[Stored entries]
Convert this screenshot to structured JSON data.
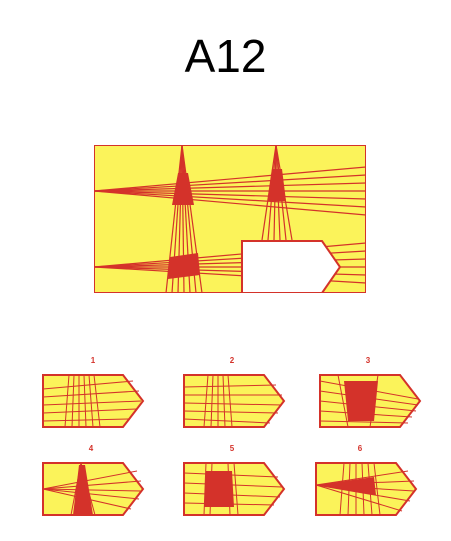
{
  "title": "A12",
  "colors": {
    "yellow": "#fbf35a",
    "red": "#d4322a",
    "white": "#ffffff"
  },
  "options": [
    {
      "label": "1",
      "pattern": "crossing-lines"
    },
    {
      "label": "2",
      "pattern": "crossing-lines"
    },
    {
      "label": "3",
      "pattern": "filled-trapezoid"
    },
    {
      "label": "4",
      "pattern": "filled-vertical-triangle"
    },
    {
      "label": "5",
      "pattern": "filled-square"
    },
    {
      "label": "6",
      "pattern": "filled-horizontal-triangle"
    }
  ]
}
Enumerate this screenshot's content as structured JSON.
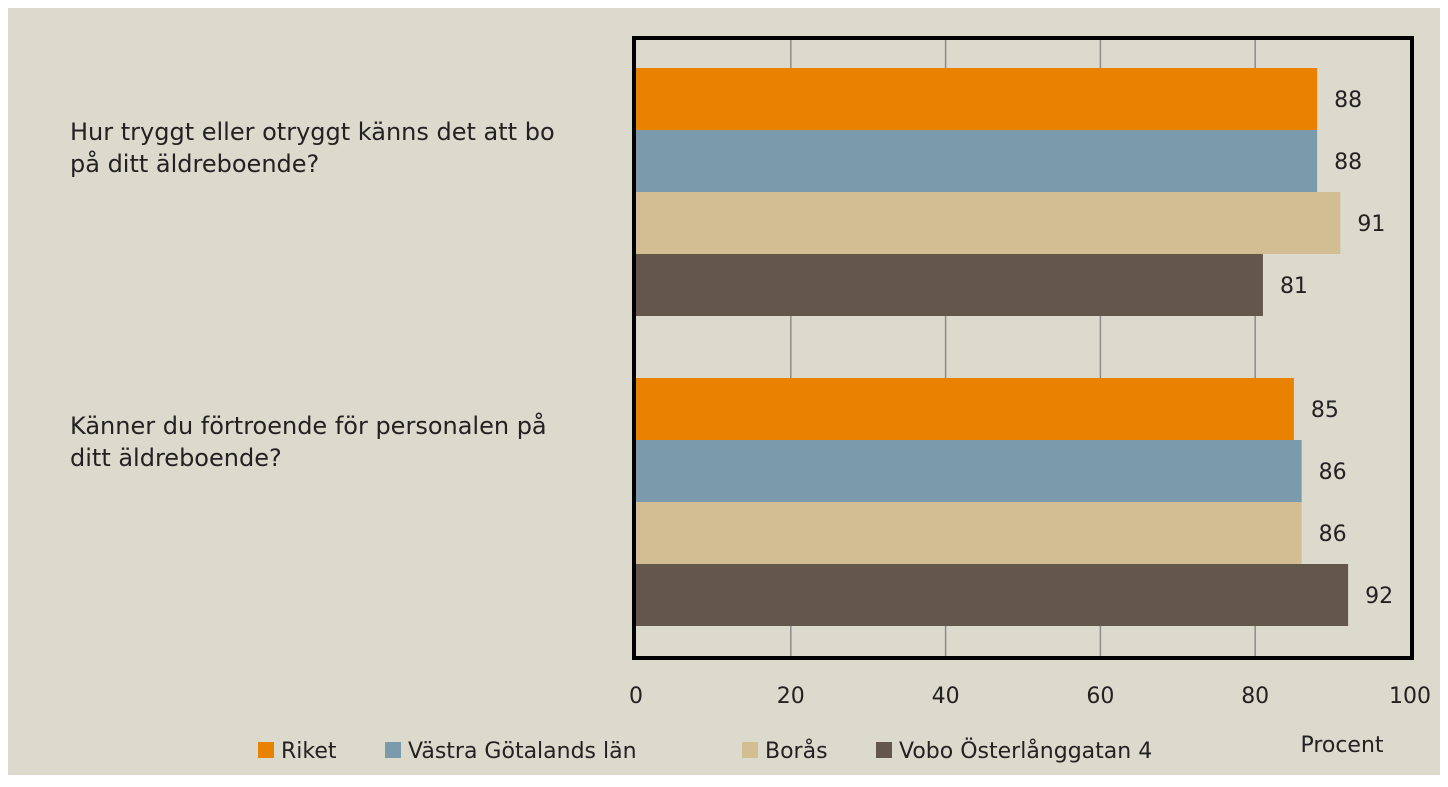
{
  "chart_data": {
    "type": "bar",
    "orientation": "horizontal",
    "categories": [
      "Hur tryggt eller otryggt känns det att bo på ditt äldreboende?",
      "Känner du förtroende för personalen på ditt äldreboende?"
    ],
    "series": [
      {
        "name": "Riket",
        "color": "#e88200",
        "values": [
          88,
          85
        ]
      },
      {
        "name": "Västra Götalands län",
        "color": "#7b9aab",
        "values": [
          88,
          86
        ]
      },
      {
        "name": "Borås",
        "color": "#d3bd93",
        "values": [
          91,
          86
        ]
      },
      {
        "name": "Vobo Österlånggatan 4",
        "color": "#63564a",
        "values": [
          81,
          92
        ]
      }
    ],
    "xlabel": "Procent",
    "xlim": [
      0,
      100
    ],
    "xticks": [
      "0",
      "20",
      "40",
      "60",
      "80",
      "100"
    ],
    "grid": "vertical",
    "legend_position": "bottom",
    "data_labels": true
  }
}
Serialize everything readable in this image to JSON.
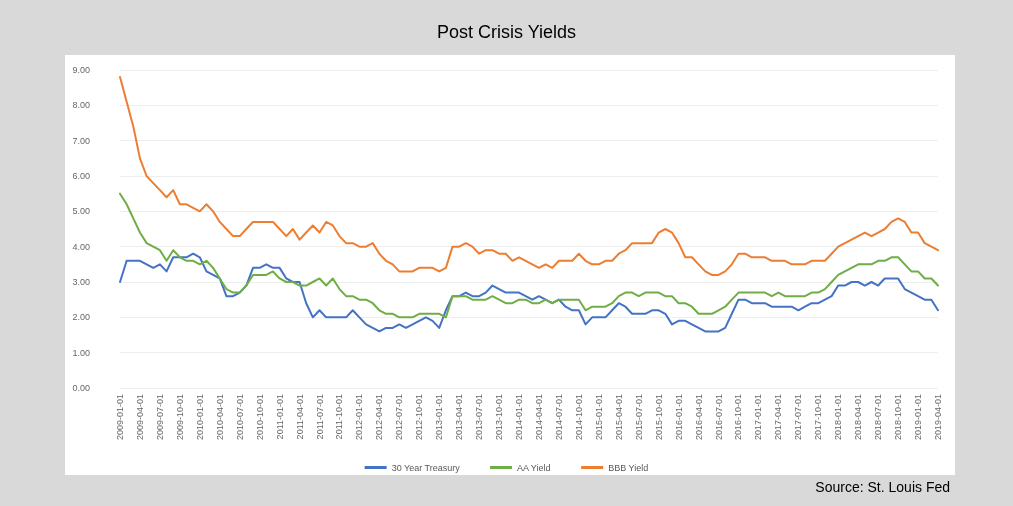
{
  "chart_data": {
    "type": "line",
    "title": "Post Crisis Yields",
    "annotations": [
      "Source: St. Louis Fed"
    ],
    "categories": [
      "2009-01-01",
      null,
      null,
      "2009-04-01",
      null,
      null,
      "2009-07-01",
      null,
      null,
      "2009-10-01",
      null,
      null,
      "2010-01-01",
      null,
      null,
      "2010-04-01",
      null,
      null,
      "2010-07-01",
      null,
      null,
      "2010-10-01",
      null,
      null,
      "2011-01-01",
      null,
      null,
      "2011-04-01",
      null,
      null,
      "2011-07-01",
      null,
      null,
      "2011-10-01",
      null,
      null,
      "2012-01-01",
      null,
      null,
      "2012-04-01",
      null,
      null,
      "2012-07-01",
      null,
      null,
      "2012-10-01",
      null,
      null,
      "2013-01-01",
      null,
      null,
      "2013-04-01",
      null,
      null,
      "2013-07-01",
      null,
      null,
      "2013-10-01",
      null,
      null,
      "2014-01-01",
      null,
      null,
      "2014-04-01",
      null,
      null,
      "2014-07-01",
      null,
      null,
      "2014-10-01",
      null,
      null,
      "2015-01-01",
      null,
      null,
      "2015-04-01",
      null,
      null,
      "2015-07-01",
      null,
      null,
      "2015-10-01",
      null,
      null,
      "2016-01-01",
      null,
      null,
      "2016-04-01",
      null,
      null,
      "2016-07-01",
      null,
      null,
      "2016-10-01",
      null,
      null,
      "2017-01-01",
      null,
      null,
      "2017-04-01",
      null,
      null,
      "2017-07-01",
      null,
      null,
      "2017-10-01",
      null,
      null,
      "2018-01-01",
      null,
      null,
      "2018-04-01",
      null,
      null,
      "2018-07-01",
      null,
      null,
      "2018-10-01",
      null,
      null,
      "2019-01-01",
      null,
      null,
      "2019-04-01"
    ],
    "series": [
      {
        "name": "30 Year Treasury",
        "color": "#4472c4",
        "values": [
          3.0,
          3.6,
          3.6,
          3.6,
          3.5,
          3.4,
          3.5,
          3.3,
          3.7,
          3.7,
          3.7,
          3.8,
          3.7,
          3.3,
          3.2,
          3.1,
          2.6,
          2.6,
          2.7,
          2.9,
          3.4,
          3.4,
          3.5,
          3.4,
          3.4,
          3.1,
          3.0,
          3.0,
          2.4,
          2.0,
          2.2,
          2.0,
          2.0,
          2.0,
          2.0,
          2.2,
          2.0,
          1.8,
          1.7,
          1.6,
          1.7,
          1.7,
          1.8,
          1.7,
          1.8,
          1.9,
          2.0,
          1.9,
          1.7,
          2.2,
          2.6,
          2.6,
          2.7,
          2.6,
          2.6,
          2.7,
          2.9,
          2.8,
          2.7,
          2.7,
          2.7,
          2.6,
          2.5,
          2.6,
          2.5,
          2.4,
          2.5,
          2.3,
          2.2,
          2.2,
          1.8,
          2.0,
          2.0,
          2.0,
          2.2,
          2.4,
          2.3,
          2.1,
          2.1,
          2.1,
          2.2,
          2.2,
          2.1,
          1.8,
          1.9,
          1.9,
          1.8,
          1.7,
          1.6,
          1.6,
          1.6,
          1.7,
          2.1,
          2.5,
          2.5,
          2.4,
          2.4,
          2.4,
          2.3,
          2.3,
          2.3,
          2.3,
          2.2,
          2.3,
          2.4,
          2.4,
          2.5,
          2.6,
          2.9,
          2.9,
          3.0,
          3.0,
          2.9,
          3.0,
          2.9,
          3.1,
          3.1,
          3.1,
          2.8,
          2.7,
          2.6,
          2.5,
          2.5,
          2.2
        ]
      },
      {
        "name": "AA Yield",
        "color": "#70ad47",
        "values": [
          5.5,
          5.2,
          4.8,
          4.4,
          4.1,
          4.0,
          3.9,
          3.6,
          3.9,
          3.7,
          3.6,
          3.6,
          3.5,
          3.6,
          3.4,
          3.1,
          2.8,
          2.7,
          2.7,
          2.9,
          3.2,
          3.2,
          3.2,
          3.3,
          3.1,
          3.0,
          3.0,
          2.9,
          2.9,
          3.0,
          3.1,
          2.9,
          3.1,
          2.8,
          2.6,
          2.6,
          2.5,
          2.5,
          2.4,
          2.2,
          2.1,
          2.1,
          2.0,
          2.0,
          2.0,
          2.1,
          2.1,
          2.1,
          2.1,
          2.0,
          2.6,
          2.6,
          2.6,
          2.5,
          2.5,
          2.5,
          2.6,
          2.5,
          2.4,
          2.4,
          2.5,
          2.5,
          2.4,
          2.4,
          2.5,
          2.4,
          2.5,
          2.5,
          2.5,
          2.5,
          2.2,
          2.3,
          2.3,
          2.3,
          2.4,
          2.6,
          2.7,
          2.7,
          2.6,
          2.7,
          2.7,
          2.7,
          2.6,
          2.6,
          2.4,
          2.4,
          2.3,
          2.1,
          2.1,
          2.1,
          2.2,
          2.3,
          2.5,
          2.7,
          2.7,
          2.7,
          2.7,
          2.7,
          2.6,
          2.7,
          2.6,
          2.6,
          2.6,
          2.6,
          2.7,
          2.7,
          2.8,
          3.0,
          3.2,
          3.3,
          3.4,
          3.5,
          3.5,
          3.5,
          3.6,
          3.6,
          3.7,
          3.7,
          3.5,
          3.3,
          3.3,
          3.1,
          3.1,
          2.9
        ]
      },
      {
        "name": "BBB Yield",
        "color": "#ed7d31",
        "values": [
          8.8,
          8.1,
          7.4,
          6.5,
          6.0,
          5.8,
          5.6,
          5.4,
          5.6,
          5.2,
          5.2,
          5.1,
          5.0,
          5.2,
          5.0,
          4.7,
          4.5,
          4.3,
          4.3,
          4.5,
          4.7,
          4.7,
          4.7,
          4.7,
          4.5,
          4.3,
          4.5,
          4.2,
          4.4,
          4.6,
          4.4,
          4.7,
          4.6,
          4.3,
          4.1,
          4.1,
          4.0,
          4.0,
          4.1,
          3.8,
          3.6,
          3.5,
          3.3,
          3.3,
          3.3,
          3.4,
          3.4,
          3.4,
          3.3,
          3.4,
          4.0,
          4.0,
          4.1,
          4.0,
          3.8,
          3.9,
          3.9,
          3.8,
          3.8,
          3.6,
          3.7,
          3.6,
          3.5,
          3.4,
          3.5,
          3.4,
          3.6,
          3.6,
          3.6,
          3.8,
          3.6,
          3.5,
          3.5,
          3.6,
          3.6,
          3.8,
          3.9,
          4.1,
          4.1,
          4.1,
          4.1,
          4.4,
          4.5,
          4.4,
          4.1,
          3.7,
          3.7,
          3.5,
          3.3,
          3.2,
          3.2,
          3.3,
          3.5,
          3.8,
          3.8,
          3.7,
          3.7,
          3.7,
          3.6,
          3.6,
          3.6,
          3.5,
          3.5,
          3.5,
          3.6,
          3.6,
          3.6,
          3.8,
          4.0,
          4.1,
          4.2,
          4.3,
          4.4,
          4.3,
          4.4,
          4.5,
          4.7,
          4.8,
          4.7,
          4.4,
          4.4,
          4.1,
          4.0,
          3.9
        ]
      }
    ],
    "ylim": [
      0,
      9
    ],
    "yticks": [
      {
        "value": 0,
        "label": "0.00"
      },
      {
        "value": 1,
        "label": "1.00"
      },
      {
        "value": 2,
        "label": "2.00"
      },
      {
        "value": 3,
        "label": "3.00"
      },
      {
        "value": 4,
        "label": "4.00"
      },
      {
        "value": 5,
        "label": "5.00"
      },
      {
        "value": 6,
        "label": "6.00"
      },
      {
        "value": 7,
        "label": "7.00"
      },
      {
        "value": 8,
        "label": "8.00"
      },
      {
        "value": 9,
        "label": "9.00"
      }
    ],
    "grid": "y",
    "legend": "bottom",
    "marker": "none",
    "line_style": "solid"
  }
}
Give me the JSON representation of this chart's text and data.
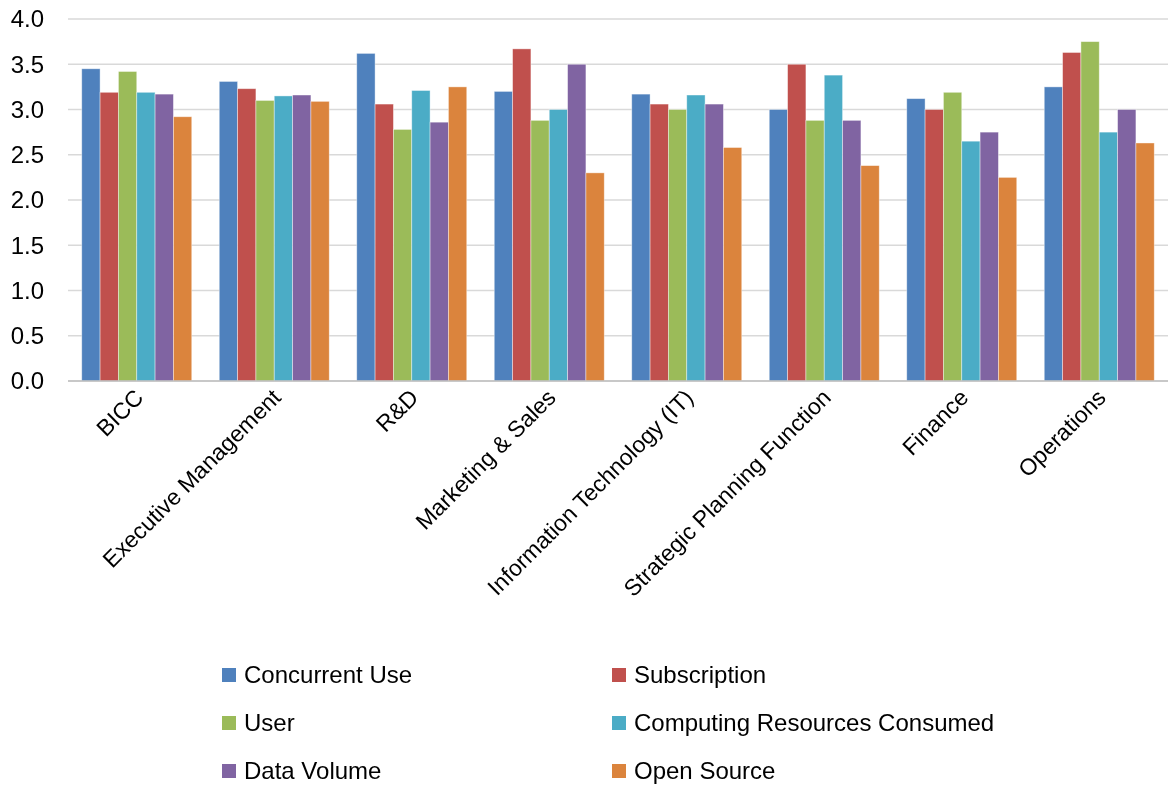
{
  "chart_data": {
    "type": "bar",
    "categories": [
      "BICC",
      "Executive Management",
      "R&D",
      "Marketing & Sales",
      "Information Technology (IT)",
      "Strategic Planning Function",
      "Finance",
      "Operations"
    ],
    "series": [
      {
        "name": "Concurrent Use",
        "color": "#4f81bd",
        "values": [
          3.45,
          3.31,
          3.62,
          3.2,
          3.17,
          3.0,
          3.12,
          3.25
        ]
      },
      {
        "name": "Subscription",
        "color": "#c0504d",
        "values": [
          3.19,
          3.23,
          3.06,
          3.67,
          3.06,
          3.5,
          3.0,
          3.63
        ]
      },
      {
        "name": "User",
        "color": "#9bbb59",
        "values": [
          3.42,
          3.1,
          2.78,
          2.88,
          3.0,
          2.88,
          3.19,
          3.75
        ]
      },
      {
        "name": "Computing Resources Consumed",
        "color": "#4bacc6",
        "values": [
          3.19,
          3.15,
          3.21,
          3.0,
          3.16,
          3.38,
          2.65,
          2.75
        ]
      },
      {
        "name": "Data Volume",
        "color": "#8064a2",
        "values": [
          3.17,
          3.16,
          2.86,
          3.5,
          3.06,
          2.88,
          2.75,
          3.0
        ]
      },
      {
        "name": "Open Source",
        "color": "#db843d",
        "values": [
          2.92,
          3.09,
          3.25,
          2.3,
          2.58,
          2.38,
          2.25,
          2.63
        ]
      }
    ],
    "ylim": [
      0,
      4
    ],
    "yticks": [
      {
        "value": 0,
        "label": "0.0"
      },
      {
        "value": 0.5,
        "label": "0.5"
      },
      {
        "value": 1,
        "label": "1.0"
      },
      {
        "value": 1.5,
        "label": "1.5"
      },
      {
        "value": 2,
        "label": "2.0"
      },
      {
        "value": 2.5,
        "label": "2.5"
      },
      {
        "value": 3,
        "label": "3.0"
      },
      {
        "value": 3.5,
        "label": "3.5"
      },
      {
        "value": 4,
        "label": "4.0"
      }
    ],
    "grid": "y",
    "legend": "bottom"
  }
}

* **Problem to work on**
Using the records above, find and show each line with the string "structured".

* **Exercise result**
Convert this screenshot to structured JSON data.
Enumerate this screenshot's content as structured JSON.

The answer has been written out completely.